■ Text excerpt:
Myra and Kitty take an apartment together where they struggle to make ends meet until Roy's mother, Lady Margaret (Lucile Watson), who had been working with the Red Cross, is able to come for a visit. Just before this meeting, however, Myra reads Roy's name on a casualty list in the newspaper. Stunned and in shock, Myra is unable to make a good impression on her would-be future mother-in-law (why wouldn't she share with her what she'd just read?!). After being consoled by the restaurant's hostess (Norma Varden, uncredited), Myra returns to Kitty who supports her financially during her depression by the only way a girl who can't find a job otherwise can. Soon, Myra comes out of her funk and realizes that Kitty has been selling herself to soldiers on leave. Naturally, she then joins this oldest profession hersel f. Tom Conway is the uncredited voice one hears as her first client.

Later, as Myra is "greeting" the latest batch of soldiers arriving from the front at the train station, she sees Roy. Apparently, there was a reporting error made when he'd lost his dog tags. Ignorant of what's transpired in her life, Roy is thrilled to see Myra and figures they'll just pick up where they left off. Promising never to leave her again, Roy insists on taking Myra to their country estate, to more properly introduce her to his family and friends. Though Myra struggles with what to tell Roy of her recent past, she also sees an opportunity to finally "make it" and promises Kitty, before she leaves, to set her up well when she returns.

■ Direction 1:
Answer these about the film summary:
(a) Who had been working with the Red Cross before coming for a visit?
(b) Where does Myra see Roy among the soldiers arriving from the front?
(c) Where does Roy insist on taking Myra to introduce her to his family and friends?
■ Direction 2:
Please extend the film summary about Myra and Roy, picking up after its final sentence.
The lines after this film summary come from a separate source.

■ Record excerpts:
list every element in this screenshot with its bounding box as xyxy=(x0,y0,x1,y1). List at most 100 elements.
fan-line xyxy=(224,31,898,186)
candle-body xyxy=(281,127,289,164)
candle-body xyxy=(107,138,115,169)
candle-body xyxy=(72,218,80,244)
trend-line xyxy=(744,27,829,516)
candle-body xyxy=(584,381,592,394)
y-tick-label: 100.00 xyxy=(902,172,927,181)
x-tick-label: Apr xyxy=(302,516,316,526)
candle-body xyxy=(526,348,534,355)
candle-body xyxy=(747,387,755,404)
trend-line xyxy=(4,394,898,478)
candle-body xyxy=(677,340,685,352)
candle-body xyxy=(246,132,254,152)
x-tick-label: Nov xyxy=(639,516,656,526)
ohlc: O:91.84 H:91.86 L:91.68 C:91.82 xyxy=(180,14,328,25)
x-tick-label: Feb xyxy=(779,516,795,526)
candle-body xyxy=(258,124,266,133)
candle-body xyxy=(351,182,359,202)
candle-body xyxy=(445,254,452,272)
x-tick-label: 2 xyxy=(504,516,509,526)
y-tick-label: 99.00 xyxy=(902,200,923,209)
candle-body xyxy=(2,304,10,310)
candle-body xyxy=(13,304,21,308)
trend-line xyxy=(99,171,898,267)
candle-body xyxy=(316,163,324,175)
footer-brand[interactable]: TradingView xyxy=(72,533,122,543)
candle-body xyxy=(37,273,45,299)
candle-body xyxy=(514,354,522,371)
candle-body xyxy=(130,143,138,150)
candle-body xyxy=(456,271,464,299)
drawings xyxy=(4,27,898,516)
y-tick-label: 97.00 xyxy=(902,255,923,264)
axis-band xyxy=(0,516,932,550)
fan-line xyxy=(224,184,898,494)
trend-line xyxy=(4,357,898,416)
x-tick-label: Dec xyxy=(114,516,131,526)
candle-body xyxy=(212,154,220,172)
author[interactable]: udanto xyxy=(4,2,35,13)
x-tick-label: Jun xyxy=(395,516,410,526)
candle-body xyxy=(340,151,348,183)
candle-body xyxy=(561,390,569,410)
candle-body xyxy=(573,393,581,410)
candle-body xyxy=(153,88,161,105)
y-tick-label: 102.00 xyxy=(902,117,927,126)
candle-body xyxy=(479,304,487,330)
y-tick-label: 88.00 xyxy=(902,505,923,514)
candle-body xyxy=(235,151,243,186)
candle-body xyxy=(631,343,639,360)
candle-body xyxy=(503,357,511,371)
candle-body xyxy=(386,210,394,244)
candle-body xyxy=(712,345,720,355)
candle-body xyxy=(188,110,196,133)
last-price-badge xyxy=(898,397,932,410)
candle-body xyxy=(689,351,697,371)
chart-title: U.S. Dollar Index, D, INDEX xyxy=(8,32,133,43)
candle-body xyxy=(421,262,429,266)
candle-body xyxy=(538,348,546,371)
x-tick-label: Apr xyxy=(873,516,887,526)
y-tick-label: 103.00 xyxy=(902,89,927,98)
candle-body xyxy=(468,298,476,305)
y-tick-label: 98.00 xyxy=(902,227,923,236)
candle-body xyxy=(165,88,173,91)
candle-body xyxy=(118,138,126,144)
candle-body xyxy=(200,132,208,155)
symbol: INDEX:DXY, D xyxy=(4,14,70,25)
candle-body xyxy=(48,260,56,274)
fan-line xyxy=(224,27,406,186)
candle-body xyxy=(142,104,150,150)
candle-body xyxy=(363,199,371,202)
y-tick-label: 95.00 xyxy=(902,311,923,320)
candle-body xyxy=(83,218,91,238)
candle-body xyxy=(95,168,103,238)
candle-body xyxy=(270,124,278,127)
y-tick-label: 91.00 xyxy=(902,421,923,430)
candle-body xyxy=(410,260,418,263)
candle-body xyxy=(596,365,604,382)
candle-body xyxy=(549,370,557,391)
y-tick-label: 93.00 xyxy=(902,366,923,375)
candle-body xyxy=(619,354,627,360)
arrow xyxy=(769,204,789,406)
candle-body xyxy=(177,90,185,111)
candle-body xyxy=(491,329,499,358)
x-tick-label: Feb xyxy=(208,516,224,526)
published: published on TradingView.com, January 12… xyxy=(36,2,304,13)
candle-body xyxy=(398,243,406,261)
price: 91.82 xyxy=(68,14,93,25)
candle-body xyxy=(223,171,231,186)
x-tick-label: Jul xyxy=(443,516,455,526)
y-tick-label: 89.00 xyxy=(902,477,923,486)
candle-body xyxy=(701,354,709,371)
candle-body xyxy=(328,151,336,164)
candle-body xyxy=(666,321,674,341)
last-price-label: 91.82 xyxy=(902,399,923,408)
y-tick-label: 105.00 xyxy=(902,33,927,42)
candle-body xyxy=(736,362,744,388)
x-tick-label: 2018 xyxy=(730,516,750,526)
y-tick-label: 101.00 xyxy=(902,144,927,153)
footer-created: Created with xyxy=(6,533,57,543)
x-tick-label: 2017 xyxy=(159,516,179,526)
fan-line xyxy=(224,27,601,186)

■ Task response 1:
(a) Lady Margaret, Roy's mother
(b) At the train station
(c) To their country estate

■ Task response 2:
Though things do not go smoothly initially at the Cronin estate for Myra; some of the local families had hoped Roy would marry one of their daughters and are not very accepting of the newcomer from outside their caste. However, with help from Lady Margaret, who'd given her another chance per Roy's obvious love for Myra (and vice versa) and the Duke, who insists on a showy dance with her, Myra is accepted. It is at this point that Myra's conscience gets the best of her and she comes clean to Lady Margaret, whom she asks never to tell Roy. Myra then departs early the next morning, leaving Roy clueless. *** SPOILERS ***

Of course, Roy must find out what happened to the love of his life. He returns to London where he finds Kitty. Convinced of his love for Myra, Kitty reveals the truth of Myra's nightlife to Roy by taking him on a search for her through one seedy bar after another. Meanwhile, Myra is on Waterloo Bridge, where she's seen giving up; she walks rapidly past several troop trucks as they drive by before she throws herself under the wheels of one of them. The film ends with (now) Colonel Roy, many years later at the beginning of World War II, fingering the good luck charm Myra had once given him.